EXERCISE PROMPT
In the entries below, find the lines with the word "title" and copy them.

-- Begin EXERCISE DATA --

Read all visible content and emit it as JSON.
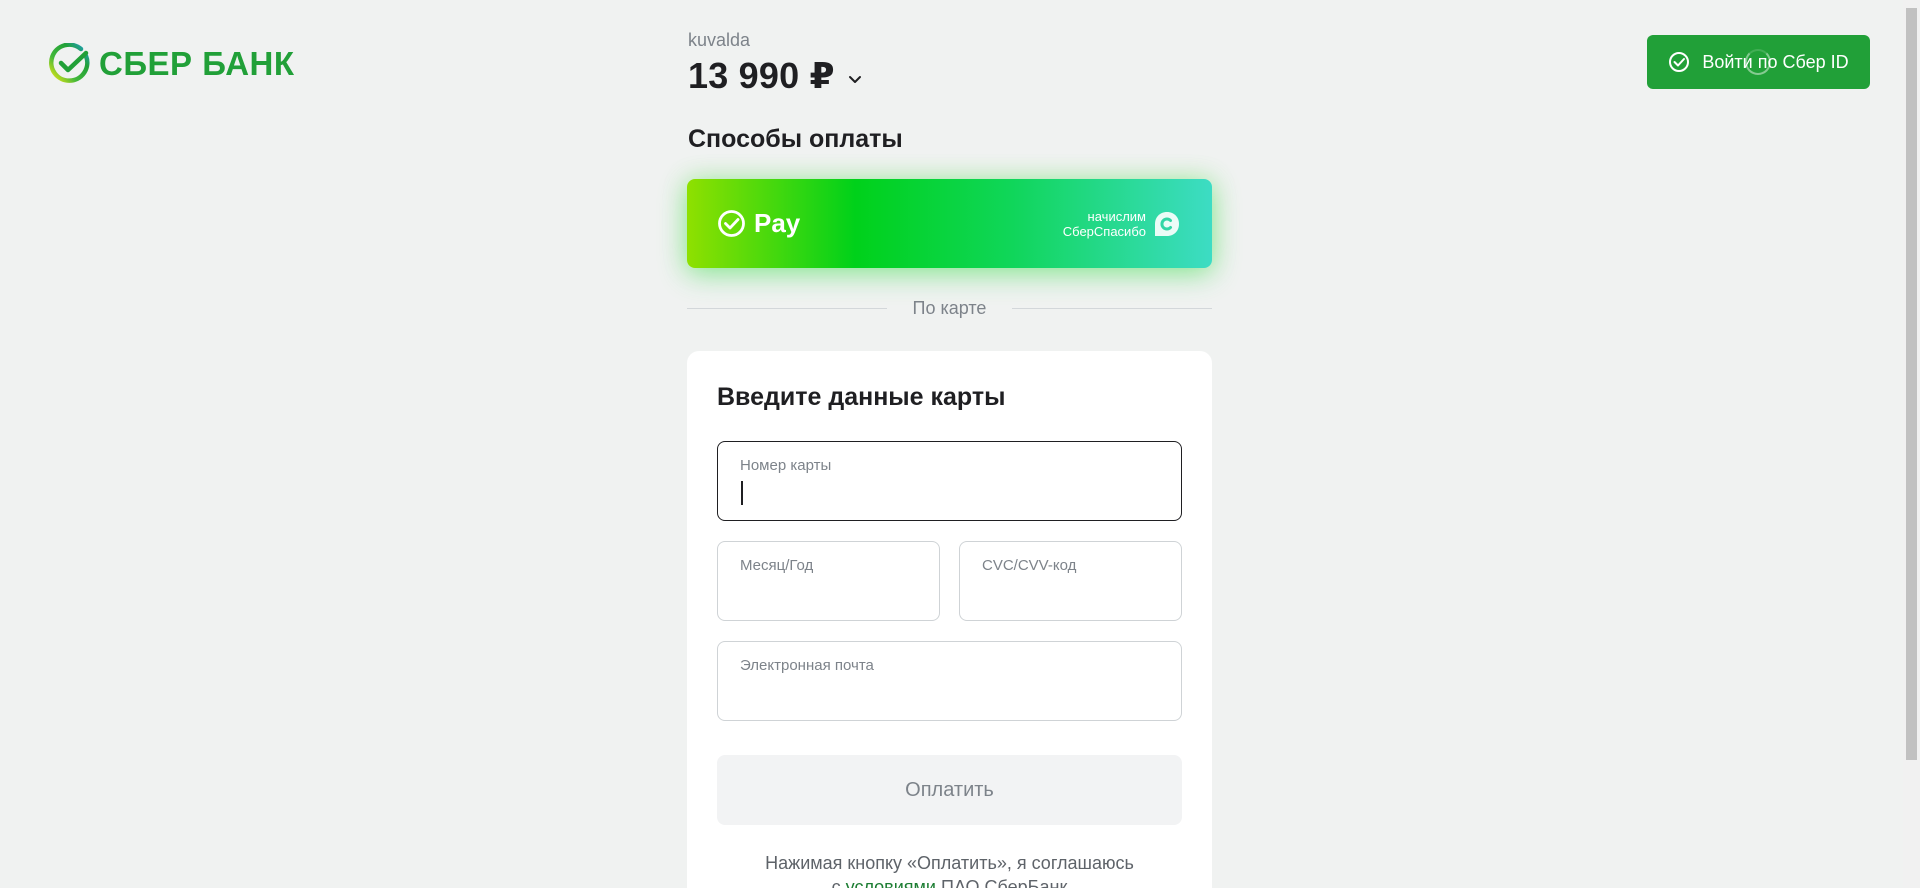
{
  "brand": {
    "logo_text": "СБЕР БАНК",
    "color": "#21a038"
  },
  "header": {
    "merchant": "kuvalda",
    "amount": "13 990 ₽",
    "sberid_button": "Войти по Сбер ID"
  },
  "payment_methods": {
    "title": "Способы оплаты",
    "sberpay_label": "Pay",
    "bonus_line1": "начислим",
    "bonus_line2": "СберСпасибо",
    "divider_text": "По карте"
  },
  "card_form": {
    "title": "Введите данные карты",
    "card_number_label": "Номер карты",
    "card_number_value": "",
    "expiry_label": "Месяц/Год",
    "expiry_value": "",
    "cvc_label": "CVC/CVV-код",
    "cvc_value": "",
    "email_label": "Электронная почта",
    "email_value": "",
    "submit_label": "Оплатить",
    "consent_text": "Нажимая кнопку «Оплатить», я соглашаюсь",
    "consent_prefix": "с",
    "consent_link": "условиями",
    "consent_suffix": "ПАО СберБанк"
  },
  "colors": {
    "accent": "#21a038",
    "background": "#f0f2f1",
    "muted_text": "#7d838a"
  },
  "icons": {
    "logo": "sber-logo-icon",
    "chevron": "chevron-down-icon",
    "sberid": "check-circle-icon",
    "spasibo": "spasibo-icon"
  }
}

-- End EXERCISE DATA --

WRITTEN ANSWER
    "title": "Способы оплаты",
    "title": "Введите данные карты",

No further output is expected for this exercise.